Work instruction:
From the entries provided below, copy each line that contains the word "Teodoro".
- - - -
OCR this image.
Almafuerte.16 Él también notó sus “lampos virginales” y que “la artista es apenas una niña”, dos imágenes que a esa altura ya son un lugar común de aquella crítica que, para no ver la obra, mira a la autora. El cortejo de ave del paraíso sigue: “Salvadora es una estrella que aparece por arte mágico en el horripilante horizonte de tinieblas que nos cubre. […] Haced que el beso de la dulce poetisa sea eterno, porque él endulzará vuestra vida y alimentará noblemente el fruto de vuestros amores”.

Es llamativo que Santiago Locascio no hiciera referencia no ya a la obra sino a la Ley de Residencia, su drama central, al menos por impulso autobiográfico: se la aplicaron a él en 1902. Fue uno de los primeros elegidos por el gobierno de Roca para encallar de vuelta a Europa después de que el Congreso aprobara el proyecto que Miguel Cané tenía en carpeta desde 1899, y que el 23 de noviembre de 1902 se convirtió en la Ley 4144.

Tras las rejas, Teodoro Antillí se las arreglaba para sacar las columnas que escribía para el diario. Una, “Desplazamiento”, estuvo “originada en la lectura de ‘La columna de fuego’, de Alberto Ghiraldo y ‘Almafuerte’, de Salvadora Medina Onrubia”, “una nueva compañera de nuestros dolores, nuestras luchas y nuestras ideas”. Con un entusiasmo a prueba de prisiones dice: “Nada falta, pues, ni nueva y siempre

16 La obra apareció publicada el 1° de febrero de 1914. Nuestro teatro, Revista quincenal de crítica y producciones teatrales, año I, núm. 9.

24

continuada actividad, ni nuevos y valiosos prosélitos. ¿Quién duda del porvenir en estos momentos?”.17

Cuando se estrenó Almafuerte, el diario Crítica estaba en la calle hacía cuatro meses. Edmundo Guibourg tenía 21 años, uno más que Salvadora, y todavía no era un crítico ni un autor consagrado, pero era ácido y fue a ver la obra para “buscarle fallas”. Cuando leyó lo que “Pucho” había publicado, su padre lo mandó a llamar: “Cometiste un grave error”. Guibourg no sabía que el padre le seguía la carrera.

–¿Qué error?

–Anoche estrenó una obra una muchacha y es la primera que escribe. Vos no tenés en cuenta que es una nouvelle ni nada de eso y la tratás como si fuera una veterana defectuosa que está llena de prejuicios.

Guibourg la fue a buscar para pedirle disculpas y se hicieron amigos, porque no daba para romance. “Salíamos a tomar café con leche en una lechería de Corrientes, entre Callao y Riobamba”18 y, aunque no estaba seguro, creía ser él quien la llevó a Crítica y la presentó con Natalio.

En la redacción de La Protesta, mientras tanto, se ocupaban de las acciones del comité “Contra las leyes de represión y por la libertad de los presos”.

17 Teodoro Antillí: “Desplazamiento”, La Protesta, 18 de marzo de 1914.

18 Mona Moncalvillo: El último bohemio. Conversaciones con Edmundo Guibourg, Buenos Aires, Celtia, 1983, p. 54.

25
- - - -
Answer below:
Tras las rejas, Teodoro Antillí se las arreglaba para sacar las columnas que escribía para el diario. Una, “Desplazamiento”, estuvo “originada en la lectura de ‘La columna de fuego’, de Alberto Ghiraldo y ‘Almafuerte’, de Salvadora Medina Onrubia”, “una nueva compañera de nuestros dolores, nuestras luchas y nuestras ideas”. Con un entusiasmo a prueba de prisiones dice: “Nada falta, pues, ni nueva y siempre
17 Teodoro Antillí: “Desplazamiento”, La Protesta, 18 de marzo de 1914.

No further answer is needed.